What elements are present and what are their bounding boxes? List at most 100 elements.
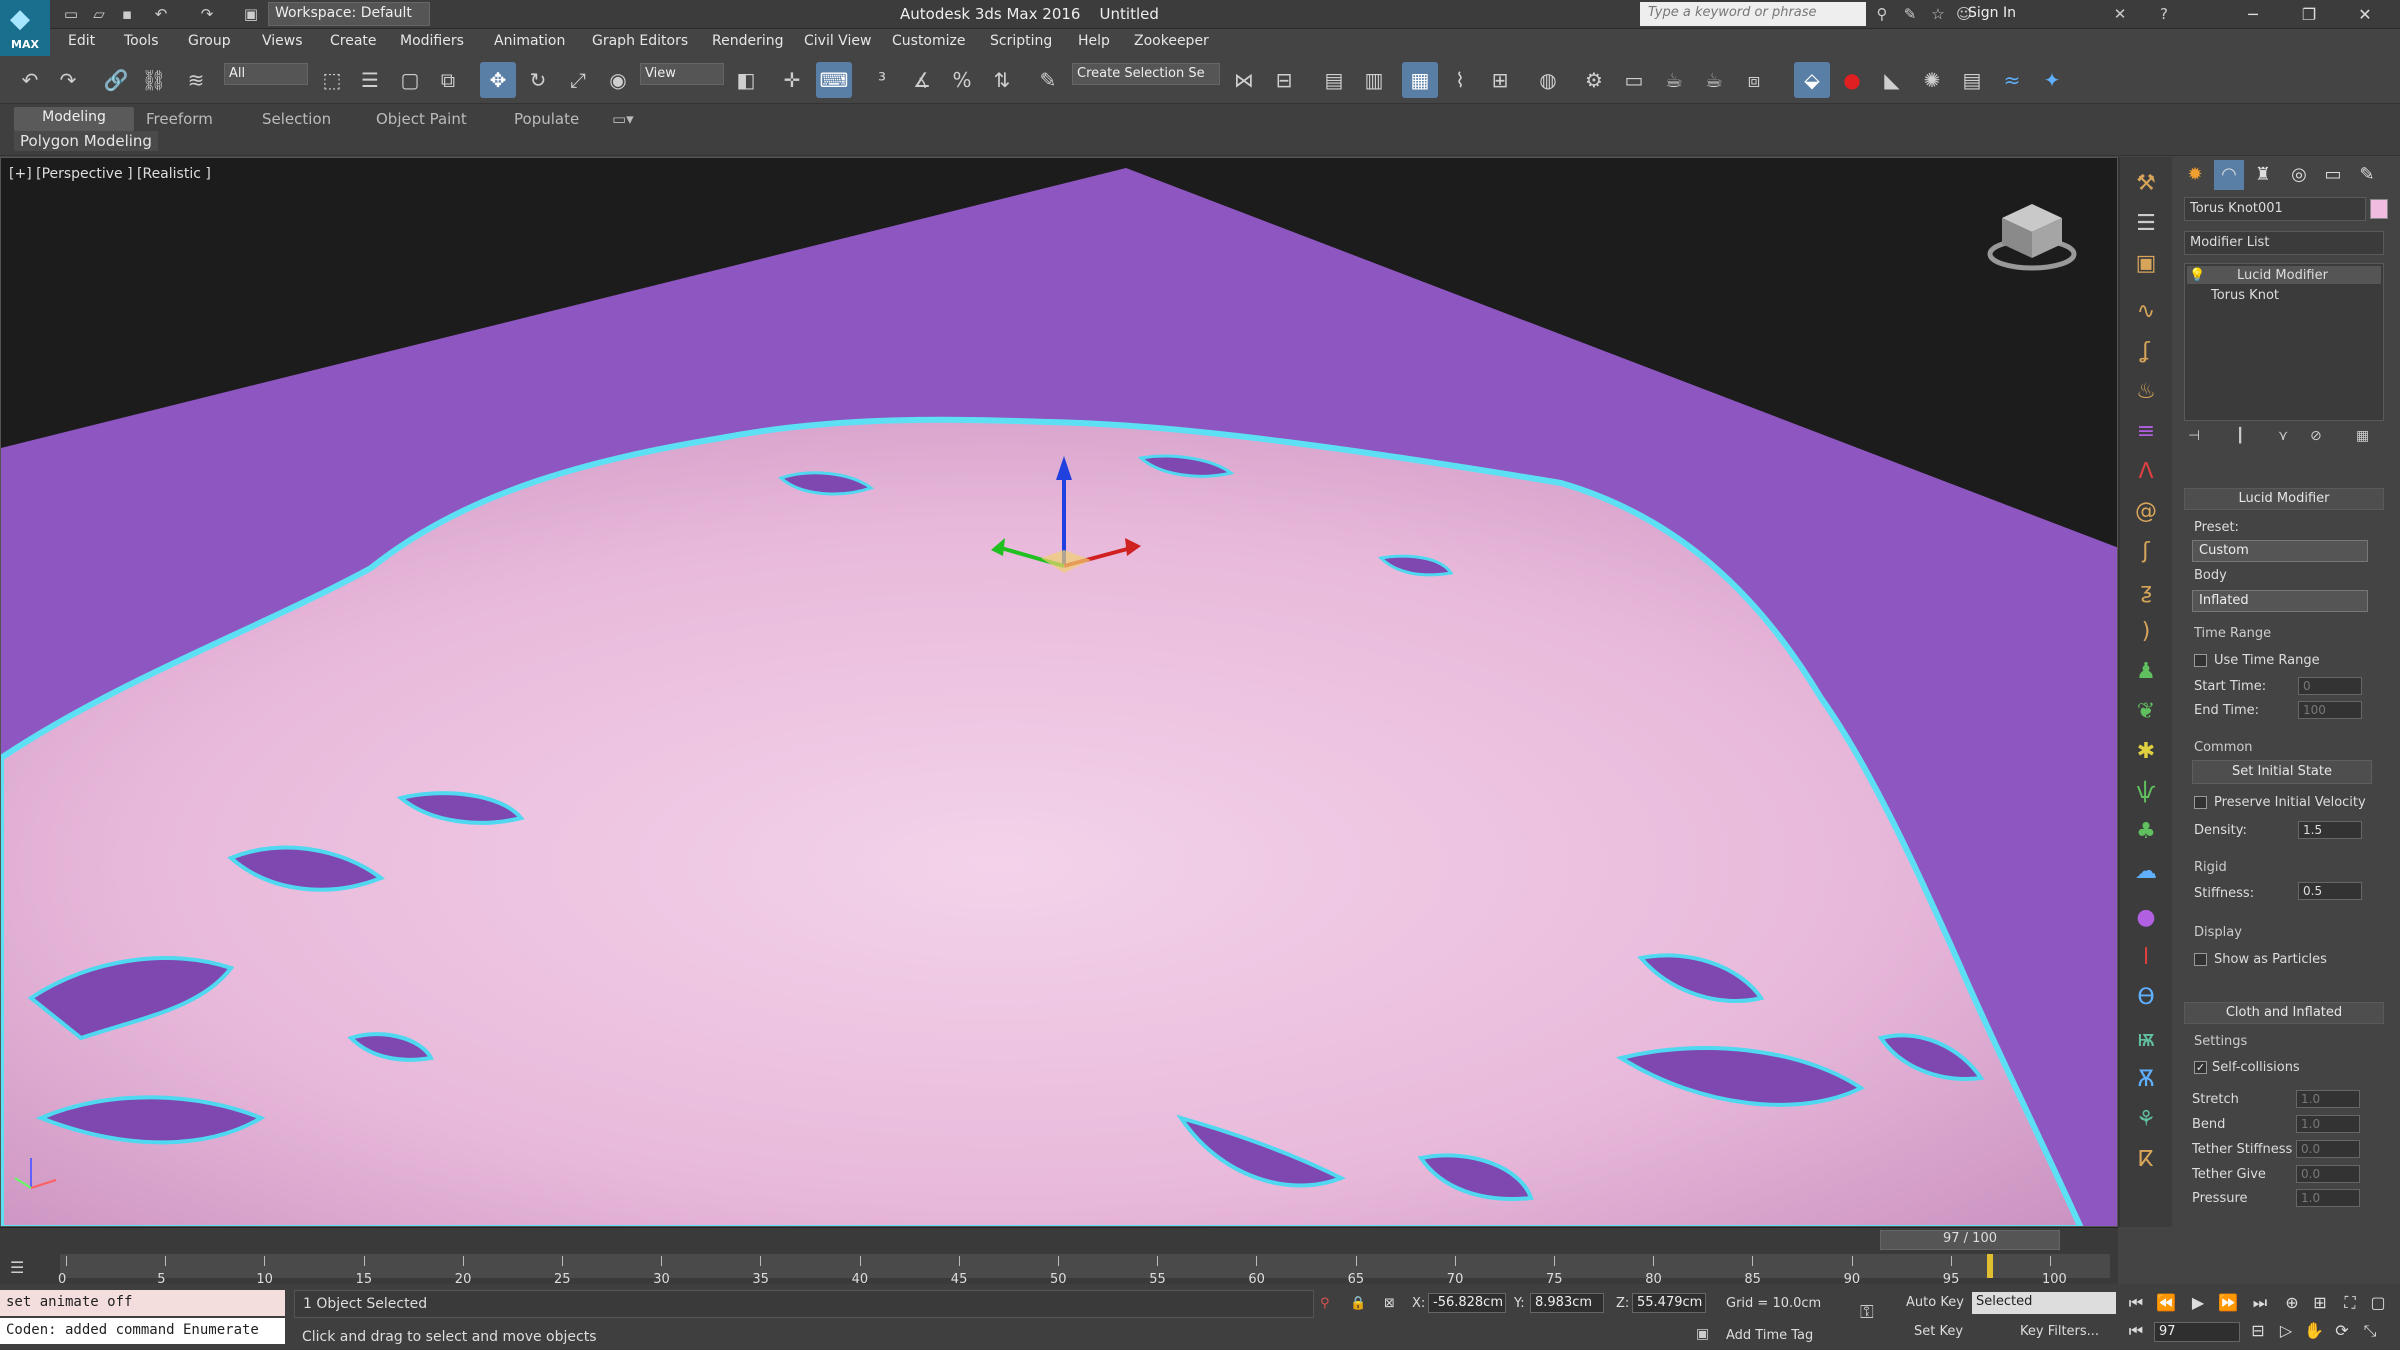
record-icon[interactable]: ● bbox=[1834, 62, 1870, 98]
align-icon[interactable]: ⊟ bbox=[1266, 62, 1302, 98]
motion-tab-icon[interactable]: ◎ bbox=[2284, 160, 2314, 190]
end-time-spinner[interactable]: 100 bbox=[2298, 701, 2362, 719]
schematic-view-icon[interactable]: ⊞ bbox=[1482, 62, 1518, 98]
app-logo[interactable]: ◆ MAX bbox=[0, 0, 50, 56]
percent-snap-icon[interactable]: % bbox=[944, 62, 980, 98]
menu-scripting[interactable]: Scripting bbox=[990, 33, 1052, 49]
z-coord-field[interactable]: 55.479cm bbox=[1632, 1293, 1706, 1313]
make-unique-icon[interactable]: ⋎ bbox=[2278, 428, 2288, 444]
render-iterative-icon[interactable]: ☕ bbox=[1696, 62, 1732, 98]
render-production-icon[interactable]: ☕ bbox=[1656, 62, 1692, 98]
configure-sets-icon[interactable]: ▦ bbox=[2356, 428, 2369, 444]
auto-key-button[interactable]: Auto Key bbox=[1906, 1295, 1964, 1310]
self-collisions-checkbox[interactable]: ✓ bbox=[2194, 1061, 2207, 1074]
tool-strip-grass-icon[interactable]: ѱ bbox=[2126, 774, 2166, 810]
pan-view-icon[interactable]: ✋ bbox=[2300, 1318, 2328, 1344]
pressure-spinner[interactable]: 1.0 bbox=[2296, 1189, 2360, 1207]
show-particles-checkbox[interactable] bbox=[2194, 953, 2207, 966]
render-setup-icon[interactable]: ⚙ bbox=[1576, 62, 1612, 98]
tool-strip-box-icon[interactable]: ▣ bbox=[2126, 246, 2166, 282]
menu-help[interactable]: Help bbox=[1078, 33, 1110, 49]
y-coord-field[interactable]: 8.983cm bbox=[1530, 1293, 1604, 1313]
tool-strip-swirl-icon[interactable]: Ѳ bbox=[2126, 980, 2166, 1016]
menu-edit[interactable]: Edit bbox=[68, 33, 95, 49]
favorites-icon[interactable]: ☆ bbox=[1926, 3, 1950, 25]
viewcube-icon[interactable] bbox=[1987, 196, 2077, 276]
x-coord-field[interactable]: -56.828cm bbox=[1428, 1293, 1506, 1313]
density-spinner[interactable]: 1.5 bbox=[2298, 821, 2362, 839]
tool-strip-star-icon[interactable]: ✱ bbox=[2126, 734, 2166, 770]
menu-modifiers[interactable]: Modifiers bbox=[400, 33, 464, 49]
absolute-relative-icon[interactable]: ⊠ bbox=[1384, 1296, 1395, 1311]
tool-strip-fur-icon[interactable]: ѭ bbox=[2126, 1022, 2166, 1058]
angle-snap-icon[interactable]: ∡ bbox=[904, 62, 940, 98]
tool-strip-tree-icon[interactable]: ♣ bbox=[2126, 814, 2166, 850]
key-filters-button[interactable]: Key Filters... bbox=[2020, 1324, 2099, 1339]
remove-modifier-icon[interactable]: ⊘ bbox=[2310, 428, 2322, 444]
tool-strip-layer-icon[interactable]: ≡ bbox=[2126, 414, 2166, 450]
tether-give-spinner[interactable]: 0.0 bbox=[2296, 1165, 2360, 1183]
menu-views[interactable]: Views bbox=[262, 33, 303, 49]
unlink-icon[interactable]: ⛓ bbox=[136, 62, 172, 98]
search-input[interactable]: Type a keyword or phrase bbox=[1640, 2, 1866, 26]
rendered-frame-icon[interactable]: ▭ bbox=[1616, 62, 1652, 98]
sign-in-button[interactable]: Sign In bbox=[1968, 5, 2016, 21]
exchange-icon[interactable]: ✕ bbox=[2108, 3, 2132, 25]
current-frame-field[interactable]: 97 bbox=[2154, 1322, 2240, 1342]
rollout-lucid-modifier[interactable]: Lucid Modifier bbox=[2184, 488, 2384, 510]
bind-space-warp-icon[interactable]: ≋ bbox=[178, 62, 214, 98]
select-by-name-icon[interactable]: ☰ bbox=[352, 62, 388, 98]
tab-object-paint[interactable]: Object Paint bbox=[376, 108, 467, 130]
render-online-icon[interactable]: ⧈ bbox=[1736, 62, 1772, 98]
zoom-icon[interactable]: ⊕ bbox=[2278, 1290, 2306, 1316]
save-file-icon[interactable]: ▪ bbox=[116, 3, 138, 25]
time-slider[interactable]: 97 / 100 bbox=[1880, 1230, 2060, 1250]
tool-strip-pin-icon[interactable]: ⅼ bbox=[2126, 940, 2166, 976]
set-key-button[interactable]: Set Key bbox=[1914, 1324, 1963, 1339]
stack-item-lucid[interactable]: Lucid Modifier bbox=[2237, 268, 2328, 283]
redo-icon[interactable]: ↷ bbox=[196, 3, 218, 25]
menu-group[interactable]: Group bbox=[188, 33, 231, 49]
edit-named-sets-icon[interactable]: ✎ bbox=[1030, 62, 1066, 98]
minimize-button[interactable]: ─ bbox=[2230, 0, 2276, 29]
material-editor-icon[interactable]: ◍ bbox=[1530, 62, 1566, 98]
tool-strip-figure-icon[interactable]: ♟ bbox=[2126, 654, 2166, 690]
polygon-modeling-panel[interactable]: Polygon Modeling bbox=[14, 131, 158, 151]
tool-strip-hammer-icon[interactable]: ⚒ bbox=[2126, 166, 2166, 202]
menu-civil-view[interactable]: Civil View bbox=[804, 33, 871, 49]
maxscript-listener-output[interactable]: set animate off bbox=[0, 1290, 285, 1316]
keyboard-shortcut-icon[interactable]: ⌨ bbox=[816, 62, 852, 98]
tool-strip-wave-icon[interactable]: ☁ bbox=[2126, 854, 2166, 890]
tool-strip-leaf-icon[interactable]: ❦ bbox=[2126, 694, 2166, 730]
tool-strip-bend-icon[interactable]: ∿ bbox=[2126, 294, 2166, 330]
select-manipulate-icon[interactable]: ✛ bbox=[774, 62, 810, 98]
menu-graph-editors[interactable]: Graph Editors bbox=[592, 33, 688, 49]
reference-coord-dropdown[interactable]: View bbox=[640, 63, 724, 85]
selection-filter-dropdown[interactable]: All bbox=[224, 63, 308, 85]
mini-curve-editor-icon[interactable]: ☰ bbox=[10, 1258, 24, 1277]
perspective-viewport[interactable]: [+] [Perspective ] [Realistic ] bbox=[0, 157, 2118, 1227]
select-object-icon[interactable]: ⬚ bbox=[314, 62, 350, 98]
menu-animation[interactable]: Animation bbox=[494, 33, 565, 49]
pin-stack-icon[interactable]: ⊣ bbox=[2188, 428, 2200, 444]
key-icon[interactable]: ⚿ bbox=[1860, 1302, 1874, 1323]
spinner-snap-icon[interactable]: ⇅ bbox=[984, 62, 1020, 98]
lock-selection-icon[interactable]: 🔒 bbox=[1350, 1296, 1366, 1311]
binoculars-icon[interactable]: ⚲ bbox=[1870, 3, 1894, 25]
use-time-range-checkbox[interactable] bbox=[2194, 654, 2207, 667]
set-initial-state-button[interactable]: Set Initial State bbox=[2192, 760, 2372, 784]
menu-zookeeper[interactable]: Zookeeper bbox=[1134, 33, 1209, 49]
rollout-cloth-inflated[interactable]: Cloth and Inflated bbox=[2184, 1002, 2384, 1024]
tool-strip-rope-icon[interactable]: ƺ bbox=[2126, 574, 2166, 610]
object-color-swatch[interactable] bbox=[2370, 199, 2388, 219]
object-name-field[interactable]: Torus Knot001 bbox=[2184, 197, 2366, 221]
create-tab-icon[interactable]: ✹ bbox=[2180, 160, 2210, 190]
scene-explorer-icon[interactable]: ▥ bbox=[1356, 62, 1392, 98]
subscription-icon[interactable]: ✎ bbox=[1898, 3, 1922, 25]
redo-icon[interactable]: ↷ bbox=[50, 62, 86, 98]
viewport-label[interactable]: [+] [Perspective ] [Realistic ] bbox=[9, 166, 211, 182]
zoom-all-icon[interactable]: ⊞ bbox=[2306, 1290, 2334, 1316]
goto-end-icon[interactable]: ⏭ bbox=[2246, 1290, 2274, 1316]
undo-icon[interactable]: ↶ bbox=[12, 62, 48, 98]
tool-strip-curve-icon[interactable]: ʃ bbox=[2126, 534, 2166, 570]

# Your objective:
Rewrite the material from the line containing "record-icon[interactable]: ● bbox=[1834, 62, 1870, 98]" up to and including the line containing "1061, 2207, 1074]", replacing "render" with "rendering" and leaving everything else unchanged.

# Final result:
record-icon[interactable]: ● bbox=[1834, 62, 1870, 98]
align-icon[interactable]: ⊟ bbox=[1266, 62, 1302, 98]
motion-tab-icon[interactable]: ◎ bbox=[2284, 160, 2314, 190]
end-time-spinner[interactable]: 100 bbox=[2298, 701, 2362, 719]
schematic-view-icon[interactable]: ⊞ bbox=[1482, 62, 1518, 98]
app-logo[interactable]: ◆ MAX bbox=[0, 0, 50, 56]
percent-snap-icon[interactable]: % bbox=[944, 62, 980, 98]
menu-scripting[interactable]: Scripting bbox=[990, 33, 1052, 49]
z-coord-field[interactable]: 55.479cm bbox=[1632, 1293, 1706, 1313]
make-unique-icon[interactable]: ⋎ bbox=[2278, 428, 2288, 444]
rendering-iterative-icon[interactable]: ☕ bbox=[1696, 62, 1732, 98]
rendering-production-icon[interactable]: ☕ bbox=[1656, 62, 1692, 98]
configure-sets-icon[interactable]: ▦ bbox=[2356, 428, 2369, 444]
auto-key-button[interactable]: Auto Key bbox=[1906, 1295, 1964, 1310]
self-collisions-checkbox[interactable]: ✓ bbox=[2194, 1061, 2207, 1074]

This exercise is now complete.